— Work required —
Retype the complete listing exactly as it appears.

— Records supplied —
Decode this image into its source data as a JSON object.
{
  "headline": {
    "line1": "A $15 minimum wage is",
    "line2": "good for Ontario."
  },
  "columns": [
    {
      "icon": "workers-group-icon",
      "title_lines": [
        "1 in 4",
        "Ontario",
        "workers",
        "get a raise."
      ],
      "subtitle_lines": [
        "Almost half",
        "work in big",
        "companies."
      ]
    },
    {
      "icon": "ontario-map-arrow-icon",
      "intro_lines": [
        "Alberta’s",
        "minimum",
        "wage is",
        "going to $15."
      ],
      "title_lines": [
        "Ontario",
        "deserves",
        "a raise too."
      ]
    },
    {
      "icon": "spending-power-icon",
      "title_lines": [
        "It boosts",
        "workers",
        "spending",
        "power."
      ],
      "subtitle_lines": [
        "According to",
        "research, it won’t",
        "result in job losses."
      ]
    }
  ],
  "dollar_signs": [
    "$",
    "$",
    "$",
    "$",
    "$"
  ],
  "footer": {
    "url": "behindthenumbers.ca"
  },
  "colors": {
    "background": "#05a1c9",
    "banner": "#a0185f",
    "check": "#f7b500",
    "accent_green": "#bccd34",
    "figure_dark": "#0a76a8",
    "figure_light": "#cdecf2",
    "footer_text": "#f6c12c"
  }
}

— Response —
Decode this image into its source data as a JSON object.
{
  "headline": {
    "line1": "A $15 minimum wage is",
    "line2": "good for Ontario."
  },
  "columns": [
    {
      "icon": "workers-group-icon",
      "title_lines": [
        "1 in 4",
        "Ontario",
        "workers",
        "get a raise."
      ],
      "subtitle_lines": [
        "Almost half",
        "work in big",
        "companies."
      ]
    },
    {
      "icon": "ontario-map-arrow-icon",
      "intro_lines": [
        "Alberta’s",
        "minimum",
        "wage is",
        "going to $15."
      ],
      "title_lines": [
        "Ontario",
        "deserves",
        "a raise too."
      ]
    },
    {
      "icon": "spending-power-icon",
      "title_lines": [
        "It boosts",
        "workers",
        "spending",
        "power."
      ],
      "subtitle_lines": [
        "According to",
        "research, it won’t",
        "result in job losses."
      ]
    }
  ],
  "dollar_signs": [
    "$",
    "$",
    "$",
    "$",
    "$"
  ],
  "footer": {
    "url": "behindthenumbers.ca"
  },
  "colors": {
    "background": "#05a1c9",
    "banner": "#a0185f",
    "check": "#f7b500",
    "accent_green": "#bccd34",
    "figure_dark": "#0a76a8",
    "figure_light": "#cdecf2",
    "footer_text": "#f6c12c"
  }
}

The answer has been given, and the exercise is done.